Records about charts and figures
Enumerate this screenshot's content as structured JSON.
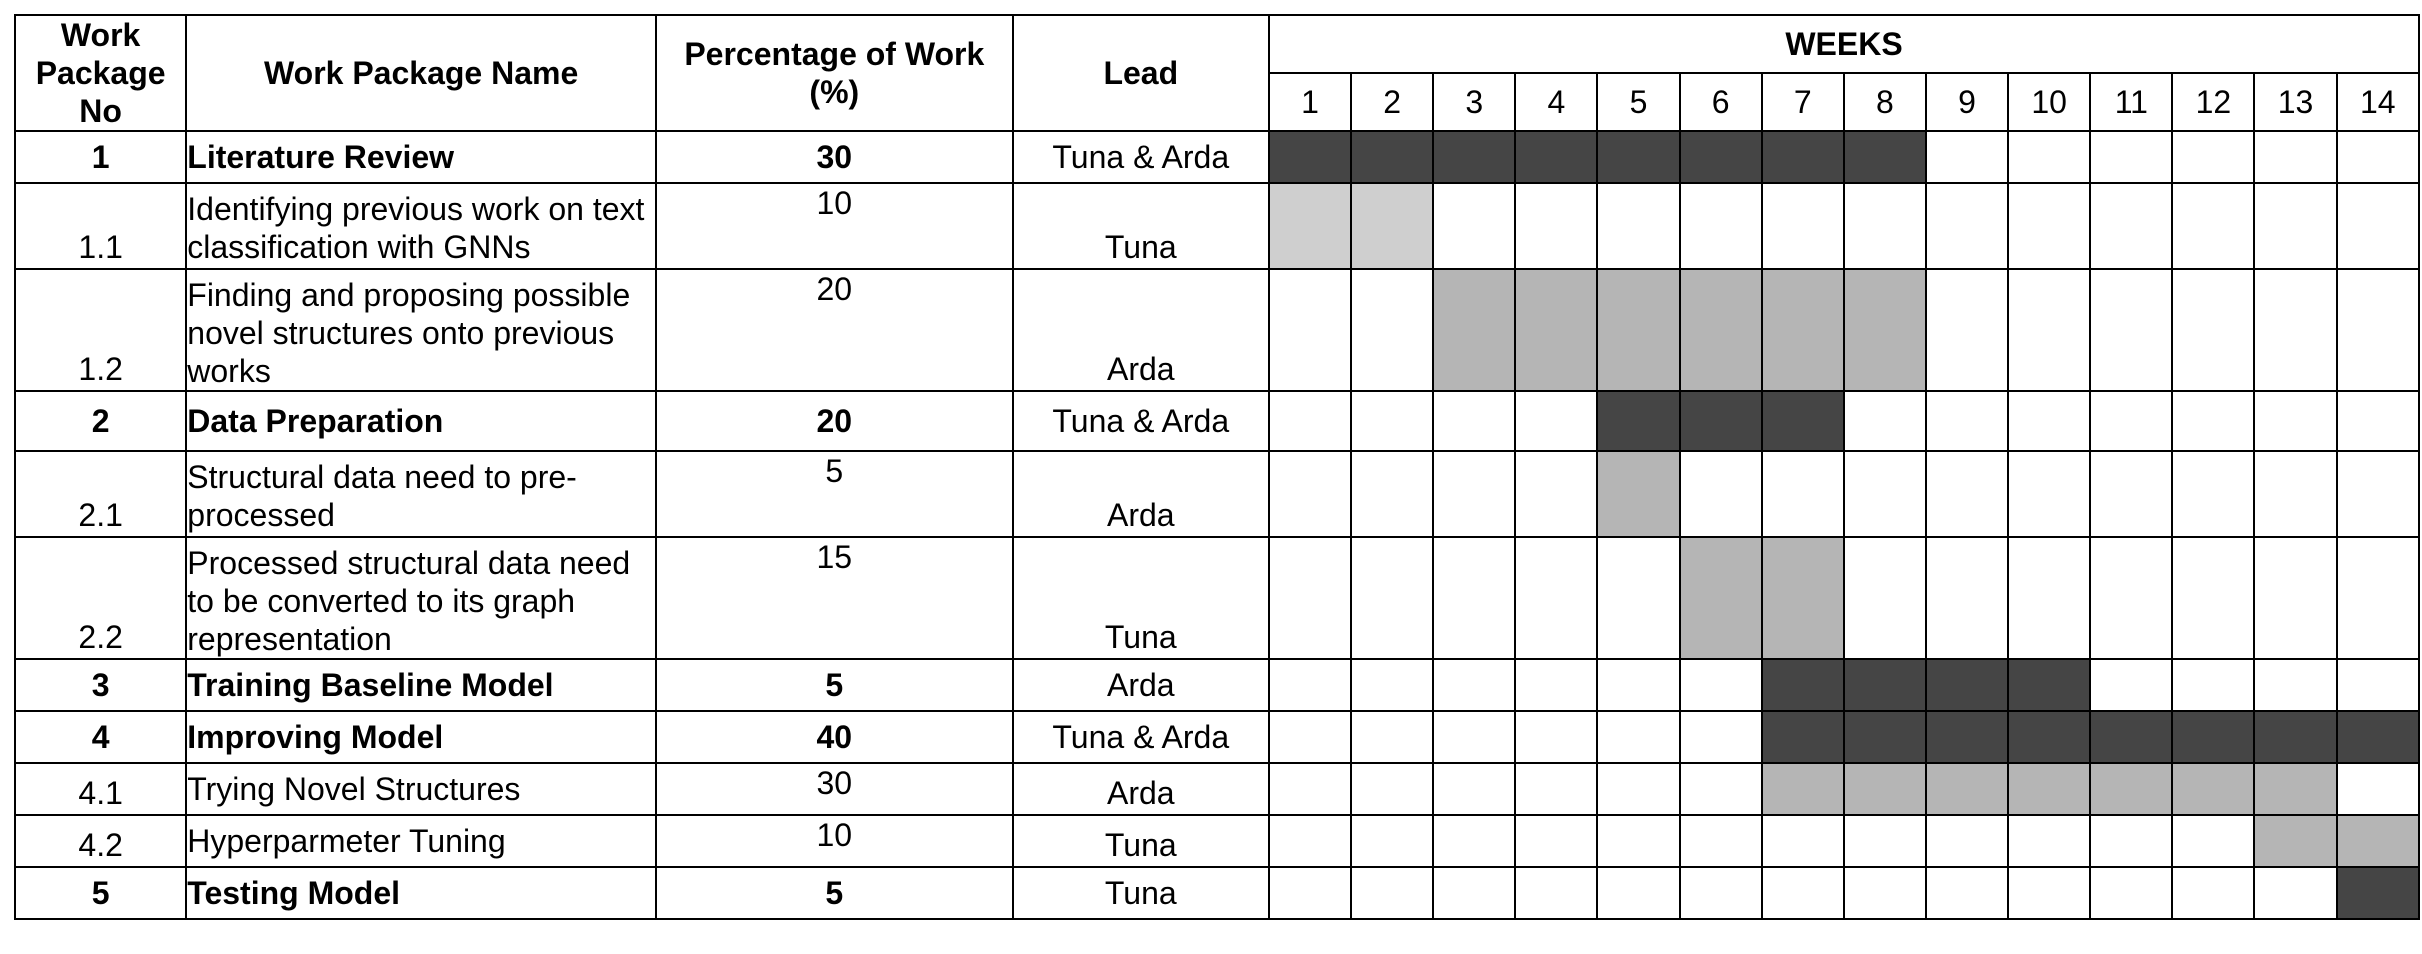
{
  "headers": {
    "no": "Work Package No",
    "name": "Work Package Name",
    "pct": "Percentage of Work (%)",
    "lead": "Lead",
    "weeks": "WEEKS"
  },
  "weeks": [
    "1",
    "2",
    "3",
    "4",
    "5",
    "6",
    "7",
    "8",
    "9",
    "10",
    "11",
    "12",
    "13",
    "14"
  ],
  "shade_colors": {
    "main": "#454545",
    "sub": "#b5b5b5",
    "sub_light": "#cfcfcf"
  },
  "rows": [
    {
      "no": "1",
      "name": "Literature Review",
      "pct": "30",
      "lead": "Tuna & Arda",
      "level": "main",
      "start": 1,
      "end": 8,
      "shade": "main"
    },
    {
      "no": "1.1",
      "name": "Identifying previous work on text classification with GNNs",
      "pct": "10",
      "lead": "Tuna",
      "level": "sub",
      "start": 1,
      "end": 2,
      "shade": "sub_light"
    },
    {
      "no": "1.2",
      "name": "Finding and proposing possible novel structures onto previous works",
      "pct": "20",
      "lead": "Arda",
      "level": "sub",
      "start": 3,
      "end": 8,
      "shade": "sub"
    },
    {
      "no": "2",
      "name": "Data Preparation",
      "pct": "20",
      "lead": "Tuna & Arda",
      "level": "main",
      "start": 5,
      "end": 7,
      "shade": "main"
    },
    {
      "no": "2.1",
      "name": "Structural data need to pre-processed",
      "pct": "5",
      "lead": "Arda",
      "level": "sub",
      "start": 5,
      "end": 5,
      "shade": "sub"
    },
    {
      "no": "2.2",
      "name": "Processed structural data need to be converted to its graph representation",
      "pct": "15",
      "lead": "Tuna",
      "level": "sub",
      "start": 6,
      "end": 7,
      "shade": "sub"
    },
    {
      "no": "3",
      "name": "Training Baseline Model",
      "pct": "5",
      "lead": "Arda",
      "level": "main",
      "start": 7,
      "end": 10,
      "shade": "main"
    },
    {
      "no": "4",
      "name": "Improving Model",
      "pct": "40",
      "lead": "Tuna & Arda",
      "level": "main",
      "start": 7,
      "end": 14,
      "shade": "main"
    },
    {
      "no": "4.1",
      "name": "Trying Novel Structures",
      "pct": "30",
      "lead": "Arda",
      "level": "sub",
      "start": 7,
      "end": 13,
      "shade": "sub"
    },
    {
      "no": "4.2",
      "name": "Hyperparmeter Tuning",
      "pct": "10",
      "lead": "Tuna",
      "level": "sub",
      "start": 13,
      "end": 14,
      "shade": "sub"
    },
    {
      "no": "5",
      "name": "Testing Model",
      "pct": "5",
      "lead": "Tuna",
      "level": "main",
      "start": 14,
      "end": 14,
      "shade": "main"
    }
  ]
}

To do
Return every line holding the word "need" from the records.

Output of the task
      "name": "Structural data need to pre-processed",
      "name": "Processed structural data need to be converted to its graph representation",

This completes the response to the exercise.